→ SET EXERCISE
Each entry below is to be printed verbatim.

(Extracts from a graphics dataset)
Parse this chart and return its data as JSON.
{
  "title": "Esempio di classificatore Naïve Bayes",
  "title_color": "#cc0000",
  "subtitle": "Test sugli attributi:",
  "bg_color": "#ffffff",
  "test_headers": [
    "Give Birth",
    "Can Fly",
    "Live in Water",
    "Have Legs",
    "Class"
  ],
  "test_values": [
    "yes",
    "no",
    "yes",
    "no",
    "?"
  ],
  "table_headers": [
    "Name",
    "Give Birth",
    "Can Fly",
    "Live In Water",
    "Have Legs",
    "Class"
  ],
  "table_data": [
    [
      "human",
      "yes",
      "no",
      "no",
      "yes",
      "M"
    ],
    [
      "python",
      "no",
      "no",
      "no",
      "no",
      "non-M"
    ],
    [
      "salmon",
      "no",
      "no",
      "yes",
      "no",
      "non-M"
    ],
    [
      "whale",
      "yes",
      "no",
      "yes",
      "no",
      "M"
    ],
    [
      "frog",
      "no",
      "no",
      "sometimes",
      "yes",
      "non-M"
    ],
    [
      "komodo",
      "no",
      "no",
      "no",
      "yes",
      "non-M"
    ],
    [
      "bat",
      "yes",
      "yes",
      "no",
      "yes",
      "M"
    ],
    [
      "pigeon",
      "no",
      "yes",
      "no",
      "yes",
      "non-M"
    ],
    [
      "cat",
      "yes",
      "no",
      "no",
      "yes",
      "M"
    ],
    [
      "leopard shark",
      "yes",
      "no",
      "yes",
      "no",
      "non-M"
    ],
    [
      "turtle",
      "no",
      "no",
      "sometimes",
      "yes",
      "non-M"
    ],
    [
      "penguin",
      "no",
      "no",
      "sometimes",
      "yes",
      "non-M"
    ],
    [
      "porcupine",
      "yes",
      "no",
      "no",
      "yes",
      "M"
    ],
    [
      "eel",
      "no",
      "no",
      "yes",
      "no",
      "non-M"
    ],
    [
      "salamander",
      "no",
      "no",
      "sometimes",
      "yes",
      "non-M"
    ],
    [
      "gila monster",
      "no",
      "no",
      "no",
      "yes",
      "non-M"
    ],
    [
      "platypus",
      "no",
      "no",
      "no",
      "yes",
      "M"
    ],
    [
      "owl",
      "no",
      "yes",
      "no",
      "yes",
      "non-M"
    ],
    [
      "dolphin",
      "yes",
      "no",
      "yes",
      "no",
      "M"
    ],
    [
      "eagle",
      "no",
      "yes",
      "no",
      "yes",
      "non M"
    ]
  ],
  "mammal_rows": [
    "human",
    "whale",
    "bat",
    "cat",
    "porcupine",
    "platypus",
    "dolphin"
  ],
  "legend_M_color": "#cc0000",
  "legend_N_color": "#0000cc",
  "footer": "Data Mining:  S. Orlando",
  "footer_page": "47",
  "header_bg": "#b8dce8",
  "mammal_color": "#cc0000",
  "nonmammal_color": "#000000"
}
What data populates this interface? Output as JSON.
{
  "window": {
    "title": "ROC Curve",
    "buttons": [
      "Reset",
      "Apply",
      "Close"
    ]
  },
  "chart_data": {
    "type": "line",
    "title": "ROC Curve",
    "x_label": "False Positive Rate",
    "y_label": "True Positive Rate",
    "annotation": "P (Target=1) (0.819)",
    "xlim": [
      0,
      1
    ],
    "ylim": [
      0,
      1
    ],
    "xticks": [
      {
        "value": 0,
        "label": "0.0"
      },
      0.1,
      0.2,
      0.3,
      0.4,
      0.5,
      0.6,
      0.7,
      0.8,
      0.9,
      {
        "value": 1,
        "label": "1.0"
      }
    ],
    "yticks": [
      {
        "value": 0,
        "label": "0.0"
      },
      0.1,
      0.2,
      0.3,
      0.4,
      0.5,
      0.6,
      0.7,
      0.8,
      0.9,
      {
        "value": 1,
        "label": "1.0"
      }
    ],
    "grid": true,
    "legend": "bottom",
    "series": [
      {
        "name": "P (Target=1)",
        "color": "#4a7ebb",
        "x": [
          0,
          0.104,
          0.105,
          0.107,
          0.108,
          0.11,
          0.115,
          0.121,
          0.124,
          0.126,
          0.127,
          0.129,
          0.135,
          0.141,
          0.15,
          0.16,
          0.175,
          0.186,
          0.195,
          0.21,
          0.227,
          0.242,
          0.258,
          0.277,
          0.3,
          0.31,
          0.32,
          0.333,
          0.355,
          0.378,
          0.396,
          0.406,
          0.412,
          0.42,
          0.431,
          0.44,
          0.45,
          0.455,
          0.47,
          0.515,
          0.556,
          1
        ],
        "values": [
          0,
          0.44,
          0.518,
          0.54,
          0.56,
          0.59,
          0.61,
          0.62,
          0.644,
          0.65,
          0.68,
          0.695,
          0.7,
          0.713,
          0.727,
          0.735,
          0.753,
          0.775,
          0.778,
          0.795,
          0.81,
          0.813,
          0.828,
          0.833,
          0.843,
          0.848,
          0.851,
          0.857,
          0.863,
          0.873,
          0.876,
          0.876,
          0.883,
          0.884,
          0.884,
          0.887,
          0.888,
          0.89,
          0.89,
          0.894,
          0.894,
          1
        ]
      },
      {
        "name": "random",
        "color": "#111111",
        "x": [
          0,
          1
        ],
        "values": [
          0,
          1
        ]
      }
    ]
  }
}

→ OUTPUT OF THE TASK
Parse this chart and return its data as JSON.
{
  "title": "Esempio di classificatore Naïve Bayes",
  "title_color": "#cc0000",
  "subtitle": "Test sugli attributi:",
  "bg_color": "#ffffff",
  "test_headers": [
    "Give Birth",
    "Can Fly",
    "Live in Water",
    "Have Legs",
    "Class"
  ],
  "test_values": [
    "yes",
    "no",
    "yes",
    "no",
    "?"
  ],
  "table_headers": [
    "Name",
    "Give Birth",
    "Can Fly",
    "Live In Water",
    "Have Legs",
    "Class"
  ],
  "table_data": [
    [
      "human",
      "yes",
      "no",
      "no",
      "yes",
      "M"
    ],
    [
      "python",
      "no",
      "no",
      "no",
      "no",
      "non-M"
    ],
    [
      "salmon",
      "no",
      "no",
      "yes",
      "no",
      "non-M"
    ],
    [
      "whale",
      "yes",
      "no",
      "yes",
      "no",
      "M"
    ],
    [
      "frog",
      "no",
      "no",
      "sometimes",
      "yes",
      "non-M"
    ],
    [
      "komodo",
      "no",
      "no",
      "no",
      "yes",
      "non-M"
    ],
    [
      "bat",
      "yes",
      "yes",
      "no",
      "yes",
      "M"
    ],
    [
      "pigeon",
      "no",
      "yes",
      "no",
      "yes",
      "non-M"
    ],
    [
      "cat",
      "yes",
      "no",
      "no",
      "yes",
      "M"
    ],
    [
      "leopard shark",
      "yes",
      "no",
      "yes",
      "no",
      "non-M"
    ],
    [
      "turtle",
      "no",
      "no",
      "sometimes",
      "yes",
      "non-M"
    ],
    [
      "penguin",
      "no",
      "no",
      "sometimes",
      "yes",
      "non-M"
    ],
    [
      "porcupine",
      "yes",
      "no",
      "no",
      "yes",
      "M"
    ],
    [
      "eel",
      "no",
      "no",
      "yes",
      "no",
      "non-M"
    ],
    [
      "salamander",
      "no",
      "no",
      "sometimes",
      "yes",
      "non-M"
    ],
    [
      "gila monster",
      "no",
      "no",
      "no",
      "yes",
      "non-M"
    ],
    [
      "platypus",
      "no",
      "no",
      "no",
      "yes",
      "M"
    ],
    [
      "owl",
      "no",
      "yes",
      "no",
      "yes",
      "non-M"
    ],
    [
      "dolphin",
      "yes",
      "no",
      "yes",
      "no",
      "M"
    ],
    [
      "eagle",
      "no",
      "yes",
      "no",
      "yes",
      "non M"
    ]
  ],
  "mammal_rows": [
    "human",
    "whale",
    "bat",
    "cat",
    "porcupine",
    "platypus",
    "dolphin"
  ],
  "legend_M_color": "#cc0000",
  "legend_N_color": "#0000cc",
  "footer": "Data Mining:  S. Orlando",
  "footer_page": "47",
  "header_bg": "#b8dce8",
  "mammal_color": "#cc0000",
  "nonmammal_color": "#000000"
}
What data populates this interface? Output as JSON.
{
  "window": {
    "title": "ROC Curve",
    "buttons": [
      "Reset",
      "Apply",
      "Close"
    ]
  },
  "chart_data": {
    "type": "line",
    "title": "ROC Curve",
    "x_label": "False Positive Rate",
    "y_label": "True Positive Rate",
    "annotation": "P (Target=1) (0.819)",
    "xlim": [
      0,
      1
    ],
    "ylim": [
      0,
      1
    ],
    "xticks": [
      {
        "value": 0,
        "label": "0.0"
      },
      0.1,
      0.2,
      0.3,
      0.4,
      0.5,
      0.6,
      0.7,
      0.8,
      0.9,
      {
        "value": 1,
        "label": "1.0"
      }
    ],
    "yticks": [
      {
        "value": 0,
        "label": "0.0"
      },
      0.1,
      0.2,
      0.3,
      0.4,
      0.5,
      0.6,
      0.7,
      0.8,
      0.9,
      {
        "value": 1,
        "label": "1.0"
      }
    ],
    "grid": true,
    "legend": "bottom",
    "series": [
      {
        "name": "P (Target=1)",
        "color": "#4a7ebb",
        "x": [
          0,
          0.104,
          0.105,
          0.107,
          0.108,
          0.11,
          0.115,
          0.121,
          0.124,
          0.126,
          0.127,
          0.129,
          0.135,
          0.141,
          0.15,
          0.16,
          0.175,
          0.186,
          0.195,
          0.21,
          0.227,
          0.242,
          0.258,
          0.277,
          0.3,
          0.31,
          0.32,
          0.333,
          0.355,
          0.378,
          0.396,
          0.406,
          0.412,
          0.42,
          0.431,
          0.44,
          0.45,
          0.455,
          0.47,
          0.515,
          0.556,
          1
        ],
        "values": [
          0,
          0.44,
          0.518,
          0.54,
          0.56,
          0.59,
          0.61,
          0.62,
          0.644,
          0.65,
          0.68,
          0.695,
          0.7,
          0.713,
          0.727,
          0.735,
          0.753,
          0.775,
          0.778,
          0.795,
          0.81,
          0.813,
          0.828,
          0.833,
          0.843,
          0.848,
          0.851,
          0.857,
          0.863,
          0.873,
          0.876,
          0.876,
          0.883,
          0.884,
          0.884,
          0.887,
          0.888,
          0.89,
          0.89,
          0.894,
          0.894,
          1
        ]
      },
      {
        "name": "random",
        "color": "#111111",
        "x": [
          0,
          1
        ],
        "values": [
          0,
          1
        ]
      }
    ]
  }
}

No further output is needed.